(Excerpts from a figure dataset)
═══

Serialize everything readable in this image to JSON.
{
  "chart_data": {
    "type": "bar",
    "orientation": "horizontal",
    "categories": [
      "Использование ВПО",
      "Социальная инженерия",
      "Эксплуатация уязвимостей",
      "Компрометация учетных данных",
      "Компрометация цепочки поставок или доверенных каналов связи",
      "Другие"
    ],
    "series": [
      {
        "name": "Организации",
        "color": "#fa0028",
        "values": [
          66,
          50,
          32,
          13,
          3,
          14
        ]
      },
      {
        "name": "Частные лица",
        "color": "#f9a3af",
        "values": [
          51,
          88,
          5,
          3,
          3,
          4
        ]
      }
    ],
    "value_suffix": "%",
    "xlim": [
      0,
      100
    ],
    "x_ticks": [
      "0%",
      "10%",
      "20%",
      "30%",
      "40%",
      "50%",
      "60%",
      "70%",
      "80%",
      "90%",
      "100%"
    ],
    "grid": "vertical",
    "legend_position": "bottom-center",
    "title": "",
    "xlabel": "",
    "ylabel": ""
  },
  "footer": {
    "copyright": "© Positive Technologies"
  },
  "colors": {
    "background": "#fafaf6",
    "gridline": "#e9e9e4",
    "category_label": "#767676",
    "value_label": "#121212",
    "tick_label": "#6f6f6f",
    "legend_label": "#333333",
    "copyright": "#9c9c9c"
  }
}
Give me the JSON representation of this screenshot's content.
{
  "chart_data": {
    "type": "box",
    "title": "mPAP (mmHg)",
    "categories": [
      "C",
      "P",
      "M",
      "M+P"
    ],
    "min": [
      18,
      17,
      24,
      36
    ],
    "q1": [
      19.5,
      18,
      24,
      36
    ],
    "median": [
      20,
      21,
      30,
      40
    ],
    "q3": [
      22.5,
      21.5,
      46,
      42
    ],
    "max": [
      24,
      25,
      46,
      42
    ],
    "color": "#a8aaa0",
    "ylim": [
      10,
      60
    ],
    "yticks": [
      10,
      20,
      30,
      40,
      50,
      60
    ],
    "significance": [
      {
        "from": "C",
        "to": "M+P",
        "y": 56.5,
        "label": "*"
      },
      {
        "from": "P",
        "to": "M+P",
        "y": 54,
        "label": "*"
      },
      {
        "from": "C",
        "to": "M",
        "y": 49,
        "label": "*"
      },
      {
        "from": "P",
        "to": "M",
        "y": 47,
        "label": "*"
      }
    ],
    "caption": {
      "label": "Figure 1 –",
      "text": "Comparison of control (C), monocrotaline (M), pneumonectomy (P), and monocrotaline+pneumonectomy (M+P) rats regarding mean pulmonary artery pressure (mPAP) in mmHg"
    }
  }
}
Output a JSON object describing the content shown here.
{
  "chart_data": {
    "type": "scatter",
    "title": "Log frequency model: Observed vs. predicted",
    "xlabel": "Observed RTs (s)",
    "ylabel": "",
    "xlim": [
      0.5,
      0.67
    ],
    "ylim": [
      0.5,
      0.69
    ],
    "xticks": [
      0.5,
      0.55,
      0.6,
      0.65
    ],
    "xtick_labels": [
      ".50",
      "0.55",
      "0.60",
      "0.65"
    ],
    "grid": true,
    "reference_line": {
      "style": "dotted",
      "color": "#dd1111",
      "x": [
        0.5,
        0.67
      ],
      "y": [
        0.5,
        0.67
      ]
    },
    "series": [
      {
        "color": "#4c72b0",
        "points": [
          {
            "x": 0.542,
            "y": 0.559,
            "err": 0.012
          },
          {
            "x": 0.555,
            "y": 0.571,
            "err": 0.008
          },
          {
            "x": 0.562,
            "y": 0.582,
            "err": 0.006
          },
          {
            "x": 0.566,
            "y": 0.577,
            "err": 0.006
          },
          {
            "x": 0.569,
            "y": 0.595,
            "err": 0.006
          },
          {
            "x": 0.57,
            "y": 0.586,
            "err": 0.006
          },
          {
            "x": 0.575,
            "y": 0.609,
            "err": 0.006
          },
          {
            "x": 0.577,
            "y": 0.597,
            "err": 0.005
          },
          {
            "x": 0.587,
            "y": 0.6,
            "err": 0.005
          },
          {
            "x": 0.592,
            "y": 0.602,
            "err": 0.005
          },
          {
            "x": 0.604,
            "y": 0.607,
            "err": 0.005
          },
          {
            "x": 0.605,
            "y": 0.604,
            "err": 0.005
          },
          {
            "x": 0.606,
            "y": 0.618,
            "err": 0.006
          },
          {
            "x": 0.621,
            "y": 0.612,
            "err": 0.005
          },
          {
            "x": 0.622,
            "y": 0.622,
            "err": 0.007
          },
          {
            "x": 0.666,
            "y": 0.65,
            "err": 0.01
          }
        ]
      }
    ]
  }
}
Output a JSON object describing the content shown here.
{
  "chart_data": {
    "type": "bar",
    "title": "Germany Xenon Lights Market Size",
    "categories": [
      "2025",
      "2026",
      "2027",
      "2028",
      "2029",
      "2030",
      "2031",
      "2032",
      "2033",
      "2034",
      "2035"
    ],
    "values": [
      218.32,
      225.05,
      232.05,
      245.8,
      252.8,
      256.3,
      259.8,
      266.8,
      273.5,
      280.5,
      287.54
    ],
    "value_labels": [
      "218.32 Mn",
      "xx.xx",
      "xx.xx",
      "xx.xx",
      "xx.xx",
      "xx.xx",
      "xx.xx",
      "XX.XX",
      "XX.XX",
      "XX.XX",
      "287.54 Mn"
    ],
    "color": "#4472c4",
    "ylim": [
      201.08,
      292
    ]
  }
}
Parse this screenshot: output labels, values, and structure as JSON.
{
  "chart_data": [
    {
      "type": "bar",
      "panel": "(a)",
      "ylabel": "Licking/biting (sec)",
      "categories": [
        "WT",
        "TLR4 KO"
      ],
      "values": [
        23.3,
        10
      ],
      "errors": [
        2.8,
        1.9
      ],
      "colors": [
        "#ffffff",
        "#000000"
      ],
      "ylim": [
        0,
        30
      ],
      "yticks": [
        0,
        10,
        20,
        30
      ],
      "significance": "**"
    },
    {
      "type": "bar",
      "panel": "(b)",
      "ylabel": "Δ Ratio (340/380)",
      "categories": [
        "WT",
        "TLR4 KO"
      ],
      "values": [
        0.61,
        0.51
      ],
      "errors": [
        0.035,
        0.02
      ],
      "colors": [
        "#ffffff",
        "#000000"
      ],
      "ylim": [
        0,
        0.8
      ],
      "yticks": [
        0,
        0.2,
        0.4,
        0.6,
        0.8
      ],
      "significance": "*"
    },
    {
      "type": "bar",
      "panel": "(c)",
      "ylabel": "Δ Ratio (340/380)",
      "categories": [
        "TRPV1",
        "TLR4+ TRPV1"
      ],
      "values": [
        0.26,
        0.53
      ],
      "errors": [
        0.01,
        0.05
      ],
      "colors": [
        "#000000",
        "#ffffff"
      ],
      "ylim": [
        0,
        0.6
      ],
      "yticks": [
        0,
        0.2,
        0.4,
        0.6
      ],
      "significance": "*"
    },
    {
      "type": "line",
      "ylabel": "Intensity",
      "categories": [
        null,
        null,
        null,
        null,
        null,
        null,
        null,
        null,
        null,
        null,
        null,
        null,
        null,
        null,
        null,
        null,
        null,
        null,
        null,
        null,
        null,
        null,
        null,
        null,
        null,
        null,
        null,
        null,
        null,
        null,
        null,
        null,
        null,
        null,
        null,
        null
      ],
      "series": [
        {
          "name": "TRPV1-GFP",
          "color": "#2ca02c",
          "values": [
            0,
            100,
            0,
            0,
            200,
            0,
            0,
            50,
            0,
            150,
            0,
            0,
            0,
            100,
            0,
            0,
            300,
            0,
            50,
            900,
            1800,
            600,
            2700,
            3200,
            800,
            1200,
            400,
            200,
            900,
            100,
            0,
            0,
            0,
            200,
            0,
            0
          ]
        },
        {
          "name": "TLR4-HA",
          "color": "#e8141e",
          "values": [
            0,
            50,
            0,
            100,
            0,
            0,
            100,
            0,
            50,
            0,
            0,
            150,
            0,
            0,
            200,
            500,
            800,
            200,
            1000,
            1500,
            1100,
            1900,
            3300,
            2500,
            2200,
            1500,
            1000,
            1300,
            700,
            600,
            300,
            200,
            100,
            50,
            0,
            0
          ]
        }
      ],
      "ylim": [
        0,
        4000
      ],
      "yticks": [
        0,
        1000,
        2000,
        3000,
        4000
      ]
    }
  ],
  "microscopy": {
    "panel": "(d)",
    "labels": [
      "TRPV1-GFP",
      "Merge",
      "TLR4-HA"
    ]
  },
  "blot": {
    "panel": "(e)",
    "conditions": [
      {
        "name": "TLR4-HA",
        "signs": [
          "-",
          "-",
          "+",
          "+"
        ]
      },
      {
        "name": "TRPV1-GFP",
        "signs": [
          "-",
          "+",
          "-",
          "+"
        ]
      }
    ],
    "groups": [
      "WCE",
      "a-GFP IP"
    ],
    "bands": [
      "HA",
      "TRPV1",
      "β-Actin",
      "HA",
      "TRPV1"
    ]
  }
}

═══

Problem to solve: Collect the complete line wherever the string "significance" appears in the records.

Result for this exercise:
    "significance": [
      "significance": "**"
      "significance": "*"
      "significance": "*"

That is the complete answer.